Task to complete:
What you return should match every record exactly, with the images removed.
-------
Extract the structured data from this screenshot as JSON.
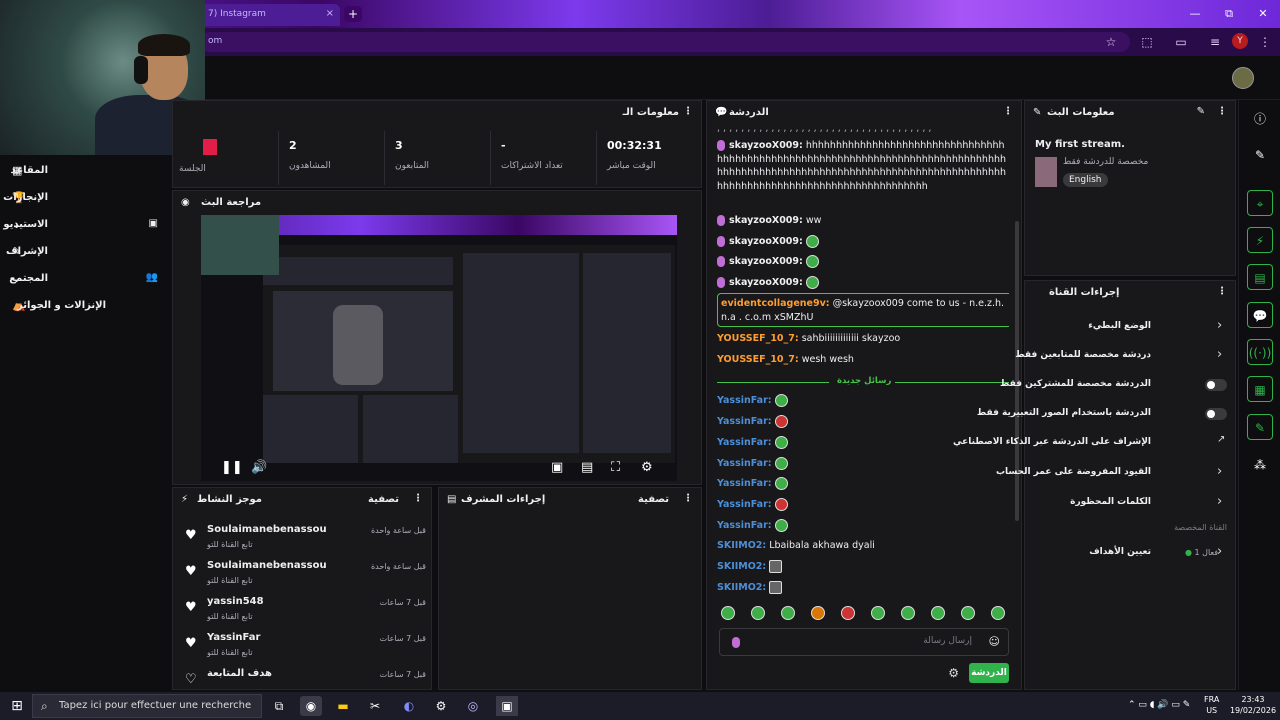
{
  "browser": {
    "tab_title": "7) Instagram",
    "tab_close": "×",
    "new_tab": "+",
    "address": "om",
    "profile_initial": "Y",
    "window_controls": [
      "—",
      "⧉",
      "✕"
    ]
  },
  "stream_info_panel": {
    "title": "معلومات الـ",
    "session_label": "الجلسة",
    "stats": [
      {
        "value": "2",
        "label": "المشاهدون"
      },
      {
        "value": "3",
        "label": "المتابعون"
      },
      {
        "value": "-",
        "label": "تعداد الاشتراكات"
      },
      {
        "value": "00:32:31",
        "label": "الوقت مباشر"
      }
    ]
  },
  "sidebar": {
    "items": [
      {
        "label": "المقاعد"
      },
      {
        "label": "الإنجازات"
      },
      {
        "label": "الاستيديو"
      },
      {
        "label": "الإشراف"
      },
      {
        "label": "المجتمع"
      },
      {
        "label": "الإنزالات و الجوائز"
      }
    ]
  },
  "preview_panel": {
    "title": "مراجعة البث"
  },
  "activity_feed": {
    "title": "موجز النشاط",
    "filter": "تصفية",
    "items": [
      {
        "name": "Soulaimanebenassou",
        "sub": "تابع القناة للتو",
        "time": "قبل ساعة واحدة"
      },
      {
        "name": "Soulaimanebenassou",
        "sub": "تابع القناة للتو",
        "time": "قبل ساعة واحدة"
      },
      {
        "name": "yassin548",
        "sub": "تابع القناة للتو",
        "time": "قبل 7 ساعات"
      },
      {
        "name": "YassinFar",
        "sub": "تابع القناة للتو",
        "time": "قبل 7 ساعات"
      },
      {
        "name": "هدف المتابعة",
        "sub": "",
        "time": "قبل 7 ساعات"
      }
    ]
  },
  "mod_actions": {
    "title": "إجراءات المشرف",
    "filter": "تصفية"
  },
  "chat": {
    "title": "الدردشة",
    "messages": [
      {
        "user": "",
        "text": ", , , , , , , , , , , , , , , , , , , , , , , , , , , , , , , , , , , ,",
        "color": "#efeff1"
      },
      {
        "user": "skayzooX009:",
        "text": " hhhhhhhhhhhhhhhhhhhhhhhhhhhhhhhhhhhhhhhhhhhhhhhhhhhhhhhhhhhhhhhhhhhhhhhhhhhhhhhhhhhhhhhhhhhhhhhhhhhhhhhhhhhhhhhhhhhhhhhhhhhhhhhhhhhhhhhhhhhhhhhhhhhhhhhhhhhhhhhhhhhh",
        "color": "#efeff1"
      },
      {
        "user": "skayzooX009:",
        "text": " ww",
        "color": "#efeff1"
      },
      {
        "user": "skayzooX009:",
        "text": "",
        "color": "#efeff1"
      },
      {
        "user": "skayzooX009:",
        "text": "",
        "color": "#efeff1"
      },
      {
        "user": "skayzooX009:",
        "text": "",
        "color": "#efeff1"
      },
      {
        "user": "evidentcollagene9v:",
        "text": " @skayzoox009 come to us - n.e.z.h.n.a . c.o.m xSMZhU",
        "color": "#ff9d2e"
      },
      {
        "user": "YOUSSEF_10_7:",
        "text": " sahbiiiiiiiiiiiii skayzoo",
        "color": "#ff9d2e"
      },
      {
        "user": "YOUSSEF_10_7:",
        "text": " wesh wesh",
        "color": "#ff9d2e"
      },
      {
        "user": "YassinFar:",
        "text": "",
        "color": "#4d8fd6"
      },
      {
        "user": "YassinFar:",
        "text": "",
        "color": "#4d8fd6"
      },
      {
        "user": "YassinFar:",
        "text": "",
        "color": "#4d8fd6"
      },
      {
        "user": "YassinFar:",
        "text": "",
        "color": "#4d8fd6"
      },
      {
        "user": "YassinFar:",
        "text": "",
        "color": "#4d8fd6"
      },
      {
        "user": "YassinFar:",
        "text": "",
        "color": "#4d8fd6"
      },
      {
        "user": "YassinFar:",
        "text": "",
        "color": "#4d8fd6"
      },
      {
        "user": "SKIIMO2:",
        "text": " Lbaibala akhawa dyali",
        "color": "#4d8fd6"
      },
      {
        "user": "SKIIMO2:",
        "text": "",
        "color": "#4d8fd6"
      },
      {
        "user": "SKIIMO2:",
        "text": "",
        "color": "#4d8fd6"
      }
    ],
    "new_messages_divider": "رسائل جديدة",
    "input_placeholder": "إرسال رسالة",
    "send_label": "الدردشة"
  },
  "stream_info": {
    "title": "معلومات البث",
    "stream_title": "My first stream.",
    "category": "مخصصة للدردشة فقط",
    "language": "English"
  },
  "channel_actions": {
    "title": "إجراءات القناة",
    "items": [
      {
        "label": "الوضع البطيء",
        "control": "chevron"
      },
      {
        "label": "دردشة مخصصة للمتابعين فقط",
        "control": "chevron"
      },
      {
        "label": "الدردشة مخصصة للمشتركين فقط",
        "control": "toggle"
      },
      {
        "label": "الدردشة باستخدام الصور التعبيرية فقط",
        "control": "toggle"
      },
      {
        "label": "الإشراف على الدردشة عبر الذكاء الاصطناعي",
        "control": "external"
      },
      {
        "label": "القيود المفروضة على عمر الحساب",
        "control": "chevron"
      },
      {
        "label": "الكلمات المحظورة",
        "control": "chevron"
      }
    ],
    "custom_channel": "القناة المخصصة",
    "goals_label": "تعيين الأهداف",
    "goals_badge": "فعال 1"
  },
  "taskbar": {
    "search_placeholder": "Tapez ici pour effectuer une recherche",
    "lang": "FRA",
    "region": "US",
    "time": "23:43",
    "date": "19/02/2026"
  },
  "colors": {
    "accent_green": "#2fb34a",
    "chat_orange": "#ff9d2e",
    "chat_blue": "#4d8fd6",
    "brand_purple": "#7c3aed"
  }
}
-------
Written response:
Extract the structured data from this screenshot as JSON.
{
  "browser": {
    "tab_title": "7) Instagram",
    "tab_close": "×",
    "new_tab": "+",
    "address": "om",
    "profile_initial": "Y",
    "window_controls": [
      "—",
      "⧉",
      "✕"
    ]
  },
  "stream_info_panel": {
    "title": "معلومات الـ",
    "session_label": "الجلسة",
    "stats": [
      {
        "value": "2",
        "label": "المشاهدون"
      },
      {
        "value": "3",
        "label": "المتابعون"
      },
      {
        "value": "-",
        "label": "تعداد الاشتراكات"
      },
      {
        "value": "00:32:31",
        "label": "الوقت مباشر"
      }
    ]
  },
  "sidebar": {
    "items": [
      {
        "label": "المقاعد"
      },
      {
        "label": "الإنجازات"
      },
      {
        "label": "الاستيديو"
      },
      {
        "label": "الإشراف"
      },
      {
        "label": "المجتمع"
      },
      {
        "label": "الإنزالات و الجوائز"
      }
    ]
  },
  "preview_panel": {
    "title": "مراجعة البث"
  },
  "activity_feed": {
    "title": "موجز النشاط",
    "filter": "تصفية",
    "items": [
      {
        "name": "Soulaimanebenassou",
        "sub": "تابع القناة للتو",
        "time": "قبل ساعة واحدة"
      },
      {
        "name": "Soulaimanebenassou",
        "sub": "تابع القناة للتو",
        "time": "قبل ساعة واحدة"
      },
      {
        "name": "yassin548",
        "sub": "تابع القناة للتو",
        "time": "قبل 7 ساعات"
      },
      {
        "name": "YassinFar",
        "sub": "تابع القناة للتو",
        "time": "قبل 7 ساعات"
      },
      {
        "name": "هدف المتابعة",
        "sub": "",
        "time": "قبل 7 ساعات"
      }
    ]
  },
  "mod_actions": {
    "title": "إجراءات المشرف",
    "filter": "تصفية"
  },
  "chat": {
    "title": "الدردشة",
    "messages": [
      {
        "user": "",
        "text": ", , , , , , , , , , , , , , , , , , , , , , , , , , , , , , , , , , , ,",
        "color": "#efeff1"
      },
      {
        "user": "skayzooX009:",
        "text": " hhhhhhhhhhhhhhhhhhhhhhhhhhhhhhhhhhhhhhhhhhhhhhhhhhhhhhhhhhhhhhhhhhhhhhhhhhhhhhhhhhhhhhhhhhhhhhhhhhhhhhhhhhhhhhhhhhhhhhhhhhhhhhhhhhhhhhhhhhhhhhhhhhhhhhhhhhhhhhhhhhhh",
        "color": "#efeff1"
      },
      {
        "user": "skayzooX009:",
        "text": " ww",
        "color": "#efeff1"
      },
      {
        "user": "skayzooX009:",
        "text": "",
        "color": "#efeff1"
      },
      {
        "user": "skayzooX009:",
        "text": "",
        "color": "#efeff1"
      },
      {
        "user": "skayzooX009:",
        "text": "",
        "color": "#efeff1"
      },
      {
        "user": "evidentcollagene9v:",
        "text": " @skayzoox009 come to us - n.e.z.h.n.a . c.o.m xSMZhU",
        "color": "#ff9d2e"
      },
      {
        "user": "YOUSSEF_10_7:",
        "text": " sahbiiiiiiiiiiiii skayzoo",
        "color": "#ff9d2e"
      },
      {
        "user": "YOUSSEF_10_7:",
        "text": " wesh wesh",
        "color": "#ff9d2e"
      },
      {
        "user": "YassinFar:",
        "text": "",
        "color": "#4d8fd6"
      },
      {
        "user": "YassinFar:",
        "text": "",
        "color": "#4d8fd6"
      },
      {
        "user": "YassinFar:",
        "text": "",
        "color": "#4d8fd6"
      },
      {
        "user": "YassinFar:",
        "text": "",
        "color": "#4d8fd6"
      },
      {
        "user": "YassinFar:",
        "text": "",
        "color": "#4d8fd6"
      },
      {
        "user": "YassinFar:",
        "text": "",
        "color": "#4d8fd6"
      },
      {
        "user": "YassinFar:",
        "text": "",
        "color": "#4d8fd6"
      },
      {
        "user": "SKIIMO2:",
        "text": " Lbaibala akhawa dyali",
        "color": "#4d8fd6"
      },
      {
        "user": "SKIIMO2:",
        "text": "",
        "color": "#4d8fd6"
      },
      {
        "user": "SKIIMO2:",
        "text": "",
        "color": "#4d8fd6"
      }
    ],
    "new_messages_divider": "رسائل جديدة",
    "input_placeholder": "إرسال رسالة",
    "send_label": "الدردشة"
  },
  "stream_info": {
    "title": "معلومات البث",
    "stream_title": "My first stream.",
    "category": "مخصصة للدردشة فقط",
    "language": "English"
  },
  "channel_actions": {
    "title": "إجراءات القناة",
    "items": [
      {
        "label": "الوضع البطيء",
        "control": "chevron"
      },
      {
        "label": "دردشة مخصصة للمتابعين فقط",
        "control": "chevron"
      },
      {
        "label": "الدردشة مخصصة للمشتركين فقط",
        "control": "toggle"
      },
      {
        "label": "الدردشة باستخدام الصور التعبيرية فقط",
        "control": "toggle"
      },
      {
        "label": "الإشراف على الدردشة عبر الذكاء الاصطناعي",
        "control": "external"
      },
      {
        "label": "القيود المفروضة على عمر الحساب",
        "control": "chevron"
      },
      {
        "label": "الكلمات المحظورة",
        "control": "chevron"
      }
    ],
    "custom_channel": "القناة المخصصة",
    "goals_label": "تعيين الأهداف",
    "goals_badge": "فعال 1"
  },
  "taskbar": {
    "search_placeholder": "Tapez ici pour effectuer une recherche",
    "lang": "FRA",
    "region": "US",
    "time": "23:43",
    "date": "19/02/2026"
  },
  "colors": {
    "accent_green": "#2fb34a",
    "chat_orange": "#ff9d2e",
    "chat_blue": "#4d8fd6",
    "brand_purple": "#7c3aed"
  }
}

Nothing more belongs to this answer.